* Task prompt: Copy every line of the records below word for word, without changing anything.

* Input rows:
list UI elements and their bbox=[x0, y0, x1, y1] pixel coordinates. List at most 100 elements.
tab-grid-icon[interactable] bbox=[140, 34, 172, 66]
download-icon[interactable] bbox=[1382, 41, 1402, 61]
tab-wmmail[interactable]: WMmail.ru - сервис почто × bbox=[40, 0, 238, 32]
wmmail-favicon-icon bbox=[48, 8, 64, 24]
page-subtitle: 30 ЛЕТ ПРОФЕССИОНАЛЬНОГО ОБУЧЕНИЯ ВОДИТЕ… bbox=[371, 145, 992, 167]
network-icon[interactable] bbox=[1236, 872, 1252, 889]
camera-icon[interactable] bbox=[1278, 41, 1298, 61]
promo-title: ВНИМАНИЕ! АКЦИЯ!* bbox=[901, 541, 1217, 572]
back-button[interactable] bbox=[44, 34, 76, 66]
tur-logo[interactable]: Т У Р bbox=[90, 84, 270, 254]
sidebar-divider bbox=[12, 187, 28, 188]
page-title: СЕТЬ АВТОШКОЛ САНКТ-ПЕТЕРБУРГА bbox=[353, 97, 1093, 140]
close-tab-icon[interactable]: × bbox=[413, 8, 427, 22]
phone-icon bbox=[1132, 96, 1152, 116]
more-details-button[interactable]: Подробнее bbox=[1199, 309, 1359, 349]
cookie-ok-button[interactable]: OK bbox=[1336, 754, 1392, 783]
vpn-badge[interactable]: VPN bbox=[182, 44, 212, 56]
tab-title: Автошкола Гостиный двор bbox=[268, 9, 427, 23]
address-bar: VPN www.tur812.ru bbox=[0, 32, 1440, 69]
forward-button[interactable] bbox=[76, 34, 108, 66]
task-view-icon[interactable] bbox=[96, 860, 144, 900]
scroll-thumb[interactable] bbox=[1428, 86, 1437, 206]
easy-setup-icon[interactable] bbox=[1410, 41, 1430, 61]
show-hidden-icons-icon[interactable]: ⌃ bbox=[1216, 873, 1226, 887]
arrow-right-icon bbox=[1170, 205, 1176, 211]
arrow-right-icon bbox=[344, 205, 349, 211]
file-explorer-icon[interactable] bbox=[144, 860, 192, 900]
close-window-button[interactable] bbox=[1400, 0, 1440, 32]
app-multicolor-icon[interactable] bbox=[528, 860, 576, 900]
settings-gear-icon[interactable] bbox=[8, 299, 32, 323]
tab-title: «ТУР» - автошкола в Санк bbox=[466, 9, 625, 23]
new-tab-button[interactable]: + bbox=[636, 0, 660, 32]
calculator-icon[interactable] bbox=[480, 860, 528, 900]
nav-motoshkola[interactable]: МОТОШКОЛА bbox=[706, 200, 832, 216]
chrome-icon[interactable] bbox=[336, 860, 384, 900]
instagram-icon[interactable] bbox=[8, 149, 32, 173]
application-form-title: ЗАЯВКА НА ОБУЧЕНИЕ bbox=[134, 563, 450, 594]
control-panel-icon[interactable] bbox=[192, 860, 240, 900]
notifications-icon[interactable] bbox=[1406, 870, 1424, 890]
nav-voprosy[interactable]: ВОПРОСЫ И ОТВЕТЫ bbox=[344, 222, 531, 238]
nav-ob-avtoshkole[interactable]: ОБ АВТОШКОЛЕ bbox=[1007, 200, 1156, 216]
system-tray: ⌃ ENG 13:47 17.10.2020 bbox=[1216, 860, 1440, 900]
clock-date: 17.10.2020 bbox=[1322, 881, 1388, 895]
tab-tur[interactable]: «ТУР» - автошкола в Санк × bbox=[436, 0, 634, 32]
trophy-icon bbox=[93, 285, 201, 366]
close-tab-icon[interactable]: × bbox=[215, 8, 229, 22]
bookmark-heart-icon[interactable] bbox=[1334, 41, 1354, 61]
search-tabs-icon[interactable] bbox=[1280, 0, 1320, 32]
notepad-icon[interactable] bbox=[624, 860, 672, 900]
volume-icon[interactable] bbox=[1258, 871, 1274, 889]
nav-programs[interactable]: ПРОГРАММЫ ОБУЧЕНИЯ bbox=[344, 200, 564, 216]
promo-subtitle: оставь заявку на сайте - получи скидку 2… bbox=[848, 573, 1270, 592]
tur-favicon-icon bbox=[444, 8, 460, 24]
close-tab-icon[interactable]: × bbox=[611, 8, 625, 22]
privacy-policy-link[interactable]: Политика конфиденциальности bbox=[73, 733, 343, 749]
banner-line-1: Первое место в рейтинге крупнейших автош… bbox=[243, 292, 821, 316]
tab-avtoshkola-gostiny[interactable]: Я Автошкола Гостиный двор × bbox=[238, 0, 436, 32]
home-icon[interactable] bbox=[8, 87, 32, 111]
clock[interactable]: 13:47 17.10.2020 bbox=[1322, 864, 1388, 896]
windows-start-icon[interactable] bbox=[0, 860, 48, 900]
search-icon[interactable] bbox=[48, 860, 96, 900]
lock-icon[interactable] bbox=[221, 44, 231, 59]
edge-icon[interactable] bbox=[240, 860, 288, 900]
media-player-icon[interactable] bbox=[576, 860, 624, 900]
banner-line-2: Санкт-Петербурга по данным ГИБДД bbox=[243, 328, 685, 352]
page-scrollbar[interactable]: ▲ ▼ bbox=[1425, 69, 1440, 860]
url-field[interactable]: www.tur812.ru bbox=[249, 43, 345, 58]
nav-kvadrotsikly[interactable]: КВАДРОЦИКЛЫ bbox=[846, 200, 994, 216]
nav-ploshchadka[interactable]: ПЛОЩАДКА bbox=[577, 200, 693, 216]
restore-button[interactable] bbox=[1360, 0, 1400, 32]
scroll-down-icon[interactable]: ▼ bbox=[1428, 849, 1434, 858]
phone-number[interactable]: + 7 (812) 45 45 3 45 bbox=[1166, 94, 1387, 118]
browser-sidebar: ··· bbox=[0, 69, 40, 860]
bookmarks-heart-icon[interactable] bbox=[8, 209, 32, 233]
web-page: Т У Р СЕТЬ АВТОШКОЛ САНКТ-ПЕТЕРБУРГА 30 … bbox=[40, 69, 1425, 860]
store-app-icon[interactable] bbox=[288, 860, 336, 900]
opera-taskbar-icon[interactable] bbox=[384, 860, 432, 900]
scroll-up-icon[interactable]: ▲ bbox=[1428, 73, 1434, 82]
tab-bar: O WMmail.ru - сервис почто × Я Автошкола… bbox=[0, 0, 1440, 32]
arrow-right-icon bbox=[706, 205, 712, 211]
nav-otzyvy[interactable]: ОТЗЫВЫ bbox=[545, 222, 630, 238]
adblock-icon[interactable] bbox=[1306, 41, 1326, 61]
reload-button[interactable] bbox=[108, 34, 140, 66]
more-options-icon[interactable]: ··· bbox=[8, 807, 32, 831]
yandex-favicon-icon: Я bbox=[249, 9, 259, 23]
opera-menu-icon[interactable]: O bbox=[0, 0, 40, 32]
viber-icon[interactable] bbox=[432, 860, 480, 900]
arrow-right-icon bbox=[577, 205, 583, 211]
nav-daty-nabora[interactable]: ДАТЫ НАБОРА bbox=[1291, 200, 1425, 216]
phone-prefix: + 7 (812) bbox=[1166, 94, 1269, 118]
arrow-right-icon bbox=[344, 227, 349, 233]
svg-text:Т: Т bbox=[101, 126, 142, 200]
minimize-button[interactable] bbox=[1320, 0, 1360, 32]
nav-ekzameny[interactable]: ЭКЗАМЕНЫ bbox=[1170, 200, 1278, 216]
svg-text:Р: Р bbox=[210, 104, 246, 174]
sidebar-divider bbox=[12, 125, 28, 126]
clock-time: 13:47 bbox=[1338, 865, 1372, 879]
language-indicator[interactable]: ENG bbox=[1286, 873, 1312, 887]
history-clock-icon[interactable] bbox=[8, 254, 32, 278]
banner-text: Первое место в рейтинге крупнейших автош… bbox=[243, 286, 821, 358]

* Response for this exercise:
list UI elements and their bbox=[x0, y0, x1, y1] pixel coordinates. List at most 100 elements.
tab-grid-icon[interactable] bbox=[140, 34, 172, 66]
download-icon[interactable] bbox=[1382, 41, 1402, 61]
tab-wmmail[interactable]: WMmail.ru - сервис почто × bbox=[40, 0, 238, 32]
wmmail-favicon-icon bbox=[48, 8, 64, 24]
page-subtitle: 30 ЛЕТ ПРОФЕССИОНАЛЬНОГО ОБУЧЕНИЯ ВОДИТЕ… bbox=[371, 145, 992, 167]
network-icon[interactable] bbox=[1236, 872, 1252, 889]
camera-icon[interactable] bbox=[1278, 41, 1298, 61]
promo-title: ВНИМАНИЕ! АКЦИЯ!* bbox=[901, 541, 1217, 572]
back-button[interactable] bbox=[44, 34, 76, 66]
tur-logo[interactable]: Т У Р bbox=[90, 84, 270, 254]
sidebar-divider bbox=[12, 187, 28, 188]
page-title: СЕТЬ АВТОШКОЛ САНКТ-ПЕТЕРБУРГА bbox=[353, 97, 1093, 140]
close-tab-icon[interactable]: × bbox=[413, 8, 427, 22]
phone-icon bbox=[1132, 96, 1152, 116]
more-details-button[interactable]: Подробнее bbox=[1199, 309, 1359, 349]
cookie-ok-button[interactable]: OK bbox=[1336, 754, 1392, 783]
vpn-badge[interactable]: VPN bbox=[182, 44, 212, 56]
tab-title: Автошкола Гостиный двор bbox=[268, 9, 427, 23]
address-bar: VPN www.tur812.ru bbox=[0, 32, 1440, 69]
forward-button[interactable] bbox=[76, 34, 108, 66]
task-view-icon[interactable] bbox=[96, 860, 144, 900]
scroll-thumb[interactable] bbox=[1428, 86, 1437, 206]
easy-setup-icon[interactable] bbox=[1410, 41, 1430, 61]
show-hidden-icons-icon[interactable]: ⌃ bbox=[1216, 873, 1226, 887]
arrow-right-icon bbox=[1170, 205, 1176, 211]
arrow-right-icon bbox=[344, 205, 349, 211]
file-explorer-icon[interactable] bbox=[144, 860, 192, 900]
close-window-button[interactable] bbox=[1400, 0, 1440, 32]
app-multicolor-icon[interactable] bbox=[528, 860, 576, 900]
settings-gear-icon[interactable] bbox=[8, 299, 32, 323]
tab-title: «ТУР» - автошкола в Санк bbox=[466, 9, 625, 23]
new-tab-button[interactable]: + bbox=[636, 0, 660, 32]
calculator-icon[interactable] bbox=[480, 860, 528, 900]
nav-motoshkola[interactable]: МОТОШКОЛА bbox=[706, 200, 832, 216]
chrome-icon[interactable] bbox=[336, 860, 384, 900]
instagram-icon[interactable] bbox=[8, 149, 32, 173]
application-form-title: ЗАЯВКА НА ОБУЧЕНИЕ bbox=[134, 563, 450, 594]
control-panel-icon[interactable] bbox=[192, 860, 240, 900]
notifications-icon[interactable] bbox=[1406, 870, 1424, 890]
nav-voprosy[interactable]: ВОПРОСЫ И ОТВЕТЫ bbox=[344, 222, 531, 238]
nav-ob-avtoshkole[interactable]: ОБ АВТОШКОЛЕ bbox=[1007, 200, 1156, 216]
system-tray: ⌃ ENG 13:47 17.10.2020 bbox=[1216, 860, 1440, 900]
clock-date: 17.10.2020 bbox=[1322, 881, 1388, 895]
tab-tur[interactable]: «ТУР» - автошкола в Санк × bbox=[436, 0, 634, 32]
trophy-icon bbox=[93, 285, 201, 366]
close-tab-icon[interactable]: × bbox=[215, 8, 229, 22]
bookmark-heart-icon[interactable] bbox=[1334, 41, 1354, 61]
search-tabs-icon[interactable] bbox=[1280, 0, 1320, 32]
notepad-icon[interactable] bbox=[624, 860, 672, 900]
volume-icon[interactable] bbox=[1258, 871, 1274, 889]
nav-programs[interactable]: ПРОГРАММЫ ОБУЧЕНИЯ bbox=[344, 200, 564, 216]
promo-subtitle: оставь заявку на сайте - получи скидку 2… bbox=[848, 573, 1270, 592]
tur-favicon-icon bbox=[444, 8, 460, 24]
close-tab-icon[interactable]: × bbox=[611, 8, 625, 22]
privacy-policy-link[interactable]: Политика конфиденциальности bbox=[73, 733, 343, 749]
banner-line-1: Первое место в рейтинге крупнейших автош… bbox=[243, 292, 821, 316]
tab-avtoshkola-gostiny[interactable]: Я Автошкола Гостиный двор × bbox=[238, 0, 436, 32]
home-icon[interactable] bbox=[8, 87, 32, 111]
clock[interactable]: 13:47 17.10.2020 bbox=[1322, 864, 1388, 896]
windows-start-icon[interactable] bbox=[0, 860, 48, 900]
search-icon[interactable] bbox=[48, 860, 96, 900]
lock-icon[interactable] bbox=[221, 44, 231, 59]
edge-icon[interactable] bbox=[240, 860, 288, 900]
media-player-icon[interactable] bbox=[576, 860, 624, 900]
banner-line-2: Санкт-Петербурга по данным ГИБДД bbox=[243, 328, 685, 352]
page-scrollbar[interactable]: ▲ ▼ bbox=[1425, 69, 1440, 860]
url-field[interactable]: www.tur812.ru bbox=[249, 43, 345, 58]
nav-kvadrotsikly[interactable]: КВАДРОЦИКЛЫ bbox=[846, 200, 994, 216]
nav-ploshchadka[interactable]: ПЛОЩАДКА bbox=[577, 200, 693, 216]
restore-button[interactable] bbox=[1360, 0, 1400, 32]
scroll-down-icon[interactable]: ▼ bbox=[1428, 849, 1434, 858]
phone-number[interactable]: + 7 (812) 45 45 3 45 bbox=[1166, 94, 1387, 118]
browser-sidebar: ··· bbox=[0, 69, 40, 860]
bookmarks-heart-icon[interactable] bbox=[8, 209, 32, 233]
web-page: Т У Р СЕТЬ АВТОШКОЛ САНКТ-ПЕТЕРБУРГА 30 … bbox=[40, 69, 1425, 860]
store-app-icon[interactable] bbox=[288, 860, 336, 900]
opera-taskbar-icon[interactable] bbox=[384, 860, 432, 900]
scroll-up-icon[interactable]: ▲ bbox=[1428, 73, 1434, 82]
tab-bar: O WMmail.ru - сервис почто × Я Автошкола… bbox=[0, 0, 1440, 32]
arrow-right-icon bbox=[706, 205, 712, 211]
nav-otzyvy[interactable]: ОТЗЫВЫ bbox=[545, 222, 630, 238]
adblock-icon[interactable] bbox=[1306, 41, 1326, 61]
reload-button[interactable] bbox=[108, 34, 140, 66]
more-options-icon[interactable]: ··· bbox=[8, 807, 32, 831]
yandex-favicon-icon: Я bbox=[249, 9, 259, 23]
opera-menu-icon[interactable]: O bbox=[0, 0, 40, 32]
viber-icon[interactable] bbox=[432, 860, 480, 900]
arrow-right-icon bbox=[577, 205, 583, 211]
nav-daty-nabora[interactable]: ДАТЫ НАБОРА bbox=[1291, 200, 1425, 216]
phone-prefix: + 7 (812) bbox=[1166, 94, 1269, 118]
arrow-right-icon bbox=[344, 227, 349, 233]
svg-text:Т: Т bbox=[101, 126, 142, 200]
minimize-button[interactable] bbox=[1320, 0, 1360, 32]
nav-ekzameny[interactable]: ЭКЗАМЕНЫ bbox=[1170, 200, 1278, 216]
svg-text:Р: Р bbox=[210, 104, 246, 174]
sidebar-divider bbox=[12, 125, 28, 126]
clock-time: 13:47 bbox=[1338, 865, 1372, 879]
language-indicator[interactable]: ENG bbox=[1286, 873, 1312, 887]
history-clock-icon[interactable] bbox=[8, 254, 32, 278]
banner-text: Первое место в рейтинге крупнейших автош… bbox=[243, 286, 821, 358]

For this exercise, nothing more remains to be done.